## START Data for the task

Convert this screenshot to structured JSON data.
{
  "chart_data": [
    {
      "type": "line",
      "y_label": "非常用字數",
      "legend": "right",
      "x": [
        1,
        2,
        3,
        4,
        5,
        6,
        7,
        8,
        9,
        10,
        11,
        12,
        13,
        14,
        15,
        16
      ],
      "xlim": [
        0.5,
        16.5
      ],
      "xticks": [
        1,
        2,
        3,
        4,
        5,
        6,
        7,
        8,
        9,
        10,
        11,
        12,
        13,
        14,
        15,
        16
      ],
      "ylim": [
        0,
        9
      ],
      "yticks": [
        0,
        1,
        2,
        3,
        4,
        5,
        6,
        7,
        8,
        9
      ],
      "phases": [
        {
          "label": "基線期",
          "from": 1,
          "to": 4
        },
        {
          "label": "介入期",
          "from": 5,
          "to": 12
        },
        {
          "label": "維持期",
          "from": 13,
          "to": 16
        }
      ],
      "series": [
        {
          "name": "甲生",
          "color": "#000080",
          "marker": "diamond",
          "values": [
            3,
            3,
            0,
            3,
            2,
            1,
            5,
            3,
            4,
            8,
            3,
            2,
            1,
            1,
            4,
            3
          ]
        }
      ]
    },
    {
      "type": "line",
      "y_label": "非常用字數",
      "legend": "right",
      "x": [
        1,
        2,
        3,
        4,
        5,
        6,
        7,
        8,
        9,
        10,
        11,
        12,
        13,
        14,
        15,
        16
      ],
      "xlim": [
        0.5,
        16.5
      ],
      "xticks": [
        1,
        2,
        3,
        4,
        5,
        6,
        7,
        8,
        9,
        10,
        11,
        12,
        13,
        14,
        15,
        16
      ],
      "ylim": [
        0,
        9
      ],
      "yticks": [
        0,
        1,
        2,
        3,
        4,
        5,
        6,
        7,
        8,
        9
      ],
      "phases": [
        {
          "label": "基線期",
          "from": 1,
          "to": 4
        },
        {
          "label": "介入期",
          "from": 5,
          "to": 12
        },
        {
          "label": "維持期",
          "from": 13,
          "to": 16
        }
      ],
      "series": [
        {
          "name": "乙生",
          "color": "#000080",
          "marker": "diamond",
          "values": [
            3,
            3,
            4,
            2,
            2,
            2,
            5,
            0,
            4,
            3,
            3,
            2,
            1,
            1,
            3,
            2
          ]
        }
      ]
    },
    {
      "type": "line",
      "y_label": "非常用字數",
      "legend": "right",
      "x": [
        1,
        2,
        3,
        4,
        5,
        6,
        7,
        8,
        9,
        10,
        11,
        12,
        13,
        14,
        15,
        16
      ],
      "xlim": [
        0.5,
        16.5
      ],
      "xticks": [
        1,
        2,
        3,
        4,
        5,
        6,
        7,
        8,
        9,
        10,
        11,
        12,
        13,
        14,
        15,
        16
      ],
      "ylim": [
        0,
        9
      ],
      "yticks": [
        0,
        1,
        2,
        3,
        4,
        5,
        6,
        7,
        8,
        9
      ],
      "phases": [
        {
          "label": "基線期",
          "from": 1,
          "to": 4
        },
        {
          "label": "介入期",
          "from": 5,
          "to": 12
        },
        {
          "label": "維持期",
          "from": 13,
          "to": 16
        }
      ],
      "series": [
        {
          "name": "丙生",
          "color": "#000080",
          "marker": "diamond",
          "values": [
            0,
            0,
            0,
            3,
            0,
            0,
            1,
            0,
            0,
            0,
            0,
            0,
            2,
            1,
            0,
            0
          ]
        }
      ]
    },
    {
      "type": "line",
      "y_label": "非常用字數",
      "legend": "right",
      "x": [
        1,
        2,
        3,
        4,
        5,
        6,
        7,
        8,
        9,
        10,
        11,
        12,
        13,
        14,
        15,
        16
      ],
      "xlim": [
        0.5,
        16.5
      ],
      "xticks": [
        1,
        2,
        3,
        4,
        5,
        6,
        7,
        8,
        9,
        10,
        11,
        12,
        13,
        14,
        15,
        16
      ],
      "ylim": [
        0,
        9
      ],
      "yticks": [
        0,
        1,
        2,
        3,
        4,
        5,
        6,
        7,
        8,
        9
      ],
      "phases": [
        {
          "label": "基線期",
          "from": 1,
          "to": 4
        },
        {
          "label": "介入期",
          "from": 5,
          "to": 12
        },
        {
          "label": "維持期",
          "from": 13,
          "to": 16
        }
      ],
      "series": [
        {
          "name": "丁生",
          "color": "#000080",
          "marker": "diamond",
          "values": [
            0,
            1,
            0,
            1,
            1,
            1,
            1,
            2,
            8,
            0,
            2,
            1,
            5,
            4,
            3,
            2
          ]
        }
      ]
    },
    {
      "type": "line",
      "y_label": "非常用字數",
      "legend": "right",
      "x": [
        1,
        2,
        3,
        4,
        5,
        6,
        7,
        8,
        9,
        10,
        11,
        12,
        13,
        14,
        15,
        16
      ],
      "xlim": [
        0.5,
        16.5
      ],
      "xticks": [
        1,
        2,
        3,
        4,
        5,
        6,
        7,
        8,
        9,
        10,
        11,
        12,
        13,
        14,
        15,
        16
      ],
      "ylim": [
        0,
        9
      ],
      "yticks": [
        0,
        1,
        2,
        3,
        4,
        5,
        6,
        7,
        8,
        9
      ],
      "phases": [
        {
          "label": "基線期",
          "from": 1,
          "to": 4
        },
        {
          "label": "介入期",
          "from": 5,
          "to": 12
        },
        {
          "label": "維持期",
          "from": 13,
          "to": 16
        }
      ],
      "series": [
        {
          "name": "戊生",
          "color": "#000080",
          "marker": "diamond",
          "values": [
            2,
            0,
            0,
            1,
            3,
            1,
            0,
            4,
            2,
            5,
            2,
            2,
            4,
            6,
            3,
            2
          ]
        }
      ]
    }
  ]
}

## END Data for the task

* _Goal of the exercise_
Return the entries above exactly as they appear.

* _Written response_
Convert this screenshot to structured JSON data.
{
  "chart_data": [
    {
      "type": "line",
      "y_label": "非常用字數",
      "legend": "right",
      "x": [
        1,
        2,
        3,
        4,
        5,
        6,
        7,
        8,
        9,
        10,
        11,
        12,
        13,
        14,
        15,
        16
      ],
      "xlim": [
        0.5,
        16.5
      ],
      "xticks": [
        1,
        2,
        3,
        4,
        5,
        6,
        7,
        8,
        9,
        10,
        11,
        12,
        13,
        14,
        15,
        16
      ],
      "ylim": [
        0,
        9
      ],
      "yticks": [
        0,
        1,
        2,
        3,
        4,
        5,
        6,
        7,
        8,
        9
      ],
      "phases": [
        {
          "label": "基線期",
          "from": 1,
          "to": 4
        },
        {
          "label": "介入期",
          "from": 5,
          "to": 12
        },
        {
          "label": "維持期",
          "from": 13,
          "to": 16
        }
      ],
      "series": [
        {
          "name": "甲生",
          "color": "#000080",
          "marker": "diamond",
          "values": [
            3,
            3,
            0,
            3,
            2,
            1,
            5,
            3,
            4,
            8,
            3,
            2,
            1,
            1,
            4,
            3
          ]
        }
      ]
    },
    {
      "type": "line",
      "y_label": "非常用字數",
      "legend": "right",
      "x": [
        1,
        2,
        3,
        4,
        5,
        6,
        7,
        8,
        9,
        10,
        11,
        12,
        13,
        14,
        15,
        16
      ],
      "xlim": [
        0.5,
        16.5
      ],
      "xticks": [
        1,
        2,
        3,
        4,
        5,
        6,
        7,
        8,
        9,
        10,
        11,
        12,
        13,
        14,
        15,
        16
      ],
      "ylim": [
        0,
        9
      ],
      "yticks": [
        0,
        1,
        2,
        3,
        4,
        5,
        6,
        7,
        8,
        9
      ],
      "phases": [
        {
          "label": "基線期",
          "from": 1,
          "to": 4
        },
        {
          "label": "介入期",
          "from": 5,
          "to": 12
        },
        {
          "label": "維持期",
          "from": 13,
          "to": 16
        }
      ],
      "series": [
        {
          "name": "乙生",
          "color": "#000080",
          "marker": "diamond",
          "values": [
            3,
            3,
            4,
            2,
            2,
            2,
            5,
            0,
            4,
            3,
            3,
            2,
            1,
            1,
            3,
            2
          ]
        }
      ]
    },
    {
      "type": "line",
      "y_label": "非常用字數",
      "legend": "right",
      "x": [
        1,
        2,
        3,
        4,
        5,
        6,
        7,
        8,
        9,
        10,
        11,
        12,
        13,
        14,
        15,
        16
      ],
      "xlim": [
        0.5,
        16.5
      ],
      "xticks": [
        1,
        2,
        3,
        4,
        5,
        6,
        7,
        8,
        9,
        10,
        11,
        12,
        13,
        14,
        15,
        16
      ],
      "ylim": [
        0,
        9
      ],
      "yticks": [
        0,
        1,
        2,
        3,
        4,
        5,
        6,
        7,
        8,
        9
      ],
      "phases": [
        {
          "label": "基線期",
          "from": 1,
          "to": 4
        },
        {
          "label": "介入期",
          "from": 5,
          "to": 12
        },
        {
          "label": "維持期",
          "from": 13,
          "to": 16
        }
      ],
      "series": [
        {
          "name": "丙生",
          "color": "#000080",
          "marker": "diamond",
          "values": [
            0,
            0,
            0,
            3,
            0,
            0,
            1,
            0,
            0,
            0,
            0,
            0,
            2,
            1,
            0,
            0
          ]
        }
      ]
    },
    {
      "type": "line",
      "y_label": "非常用字數",
      "legend": "right",
      "x": [
        1,
        2,
        3,
        4,
        5,
        6,
        7,
        8,
        9,
        10,
        11,
        12,
        13,
        14,
        15,
        16
      ],
      "xlim": [
        0.5,
        16.5
      ],
      "xticks": [
        1,
        2,
        3,
        4,
        5,
        6,
        7,
        8,
        9,
        10,
        11,
        12,
        13,
        14,
        15,
        16
      ],
      "ylim": [
        0,
        9
      ],
      "yticks": [
        0,
        1,
        2,
        3,
        4,
        5,
        6,
        7,
        8,
        9
      ],
      "phases": [
        {
          "label": "基線期",
          "from": 1,
          "to": 4
        },
        {
          "label": "介入期",
          "from": 5,
          "to": 12
        },
        {
          "label": "維持期",
          "from": 13,
          "to": 16
        }
      ],
      "series": [
        {
          "name": "丁生",
          "color": "#000080",
          "marker": "diamond",
          "values": [
            0,
            1,
            0,
            1,
            1,
            1,
            1,
            2,
            8,
            0,
            2,
            1,
            5,
            4,
            3,
            2
          ]
        }
      ]
    },
    {
      "type": "line",
      "y_label": "非常用字數",
      "legend": "right",
      "x": [
        1,
        2,
        3,
        4,
        5,
        6,
        7,
        8,
        9,
        10,
        11,
        12,
        13,
        14,
        15,
        16
      ],
      "xlim": [
        0.5,
        16.5
      ],
      "xticks": [
        1,
        2,
        3,
        4,
        5,
        6,
        7,
        8,
        9,
        10,
        11,
        12,
        13,
        14,
        15,
        16
      ],
      "ylim": [
        0,
        9
      ],
      "yticks": [
        0,
        1,
        2,
        3,
        4,
        5,
        6,
        7,
        8,
        9
      ],
      "phases": [
        {
          "label": "基線期",
          "from": 1,
          "to": 4
        },
        {
          "label": "介入期",
          "from": 5,
          "to": 12
        },
        {
          "label": "維持期",
          "from": 13,
          "to": 16
        }
      ],
      "series": [
        {
          "name": "戊生",
          "color": "#000080",
          "marker": "diamond",
          "values": [
            2,
            0,
            0,
            1,
            3,
            1,
            0,
            4,
            2,
            5,
            2,
            2,
            4,
            6,
            3,
            2
          ]
        }
      ]
    }
  ]
}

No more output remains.